THE PROBLEM: Look through the data below. Pick out the lines holding the string "Stage".

RECORDS FOR THIS TASK:
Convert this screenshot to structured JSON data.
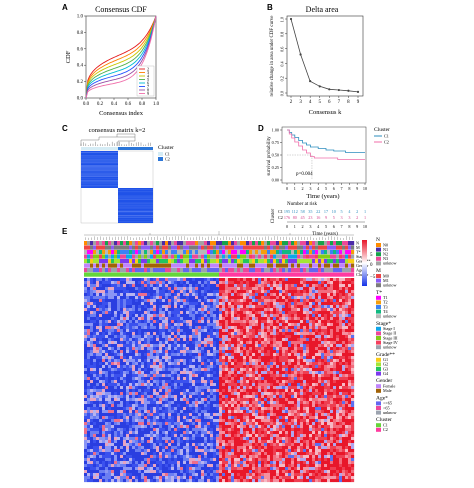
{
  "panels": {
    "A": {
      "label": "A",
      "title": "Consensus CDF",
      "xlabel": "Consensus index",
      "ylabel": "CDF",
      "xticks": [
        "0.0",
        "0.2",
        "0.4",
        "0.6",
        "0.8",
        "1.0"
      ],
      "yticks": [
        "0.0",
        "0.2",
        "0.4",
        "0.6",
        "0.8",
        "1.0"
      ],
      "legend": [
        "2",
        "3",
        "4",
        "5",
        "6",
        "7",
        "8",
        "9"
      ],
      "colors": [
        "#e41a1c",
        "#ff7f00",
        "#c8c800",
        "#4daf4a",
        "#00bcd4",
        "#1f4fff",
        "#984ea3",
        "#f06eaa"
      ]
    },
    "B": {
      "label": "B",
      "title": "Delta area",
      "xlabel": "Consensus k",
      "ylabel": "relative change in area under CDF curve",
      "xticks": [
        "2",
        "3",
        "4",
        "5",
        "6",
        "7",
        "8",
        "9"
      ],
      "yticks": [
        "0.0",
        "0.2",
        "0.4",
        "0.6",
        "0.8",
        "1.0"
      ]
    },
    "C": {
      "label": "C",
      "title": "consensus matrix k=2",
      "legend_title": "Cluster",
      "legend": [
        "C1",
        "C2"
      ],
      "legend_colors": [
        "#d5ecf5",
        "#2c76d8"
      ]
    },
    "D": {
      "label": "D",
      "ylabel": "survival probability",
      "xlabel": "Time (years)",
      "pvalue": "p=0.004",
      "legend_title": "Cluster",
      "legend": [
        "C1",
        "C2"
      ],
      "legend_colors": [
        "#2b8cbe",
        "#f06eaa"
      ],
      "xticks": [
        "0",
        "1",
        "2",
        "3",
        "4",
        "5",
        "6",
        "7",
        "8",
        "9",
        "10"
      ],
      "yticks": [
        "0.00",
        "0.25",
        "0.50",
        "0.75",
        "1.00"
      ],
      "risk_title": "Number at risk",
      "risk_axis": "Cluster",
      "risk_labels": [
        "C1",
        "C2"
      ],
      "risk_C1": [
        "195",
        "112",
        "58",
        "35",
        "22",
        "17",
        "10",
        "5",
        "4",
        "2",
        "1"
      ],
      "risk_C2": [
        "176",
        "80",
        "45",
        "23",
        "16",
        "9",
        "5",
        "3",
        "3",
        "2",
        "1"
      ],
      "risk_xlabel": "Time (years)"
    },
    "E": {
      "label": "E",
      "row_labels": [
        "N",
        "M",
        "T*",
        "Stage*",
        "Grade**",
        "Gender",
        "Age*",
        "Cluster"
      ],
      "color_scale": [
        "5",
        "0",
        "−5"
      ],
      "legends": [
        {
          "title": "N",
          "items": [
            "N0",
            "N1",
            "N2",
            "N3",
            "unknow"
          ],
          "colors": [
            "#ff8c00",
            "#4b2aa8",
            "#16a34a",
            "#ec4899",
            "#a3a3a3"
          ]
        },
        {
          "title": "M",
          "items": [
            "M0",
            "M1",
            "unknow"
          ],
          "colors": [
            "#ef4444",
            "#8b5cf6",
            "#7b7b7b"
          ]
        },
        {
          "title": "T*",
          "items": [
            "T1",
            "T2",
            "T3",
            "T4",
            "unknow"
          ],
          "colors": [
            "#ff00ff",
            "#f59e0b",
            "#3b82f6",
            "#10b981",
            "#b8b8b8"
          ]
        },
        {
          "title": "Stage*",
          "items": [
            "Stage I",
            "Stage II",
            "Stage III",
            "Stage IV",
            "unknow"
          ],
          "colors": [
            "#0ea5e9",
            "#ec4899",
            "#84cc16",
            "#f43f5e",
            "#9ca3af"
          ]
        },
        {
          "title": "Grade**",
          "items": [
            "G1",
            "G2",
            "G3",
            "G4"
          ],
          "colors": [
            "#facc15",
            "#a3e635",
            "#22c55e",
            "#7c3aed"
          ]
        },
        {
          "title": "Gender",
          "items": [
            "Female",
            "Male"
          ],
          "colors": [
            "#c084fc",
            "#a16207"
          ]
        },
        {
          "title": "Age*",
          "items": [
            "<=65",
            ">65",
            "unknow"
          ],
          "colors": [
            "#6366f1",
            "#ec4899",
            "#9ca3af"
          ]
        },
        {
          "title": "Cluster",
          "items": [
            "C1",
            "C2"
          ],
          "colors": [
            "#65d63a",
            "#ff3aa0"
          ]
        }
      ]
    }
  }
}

==

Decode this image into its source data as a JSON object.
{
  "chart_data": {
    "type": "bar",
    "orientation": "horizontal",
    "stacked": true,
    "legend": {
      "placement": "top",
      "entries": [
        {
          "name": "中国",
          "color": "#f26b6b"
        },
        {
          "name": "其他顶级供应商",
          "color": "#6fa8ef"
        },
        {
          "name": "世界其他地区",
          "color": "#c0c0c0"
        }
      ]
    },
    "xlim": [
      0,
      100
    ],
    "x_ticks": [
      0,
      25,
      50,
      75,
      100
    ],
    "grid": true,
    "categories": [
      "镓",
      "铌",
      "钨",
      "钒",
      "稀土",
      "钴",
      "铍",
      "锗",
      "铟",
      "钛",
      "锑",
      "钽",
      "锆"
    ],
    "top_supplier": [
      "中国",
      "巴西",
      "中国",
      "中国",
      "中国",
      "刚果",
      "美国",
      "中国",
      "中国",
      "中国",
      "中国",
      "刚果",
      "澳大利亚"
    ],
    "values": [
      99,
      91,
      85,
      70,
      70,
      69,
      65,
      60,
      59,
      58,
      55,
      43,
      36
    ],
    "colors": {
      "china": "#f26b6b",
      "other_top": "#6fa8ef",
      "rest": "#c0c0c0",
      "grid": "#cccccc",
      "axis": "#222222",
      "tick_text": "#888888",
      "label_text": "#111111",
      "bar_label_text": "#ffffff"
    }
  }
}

PROBLEM SOLUTION:
        "Stage*",
          "title": "Stage*",
            "Stage I",
            "Stage II",
            "Stage III",
            "Stage IV",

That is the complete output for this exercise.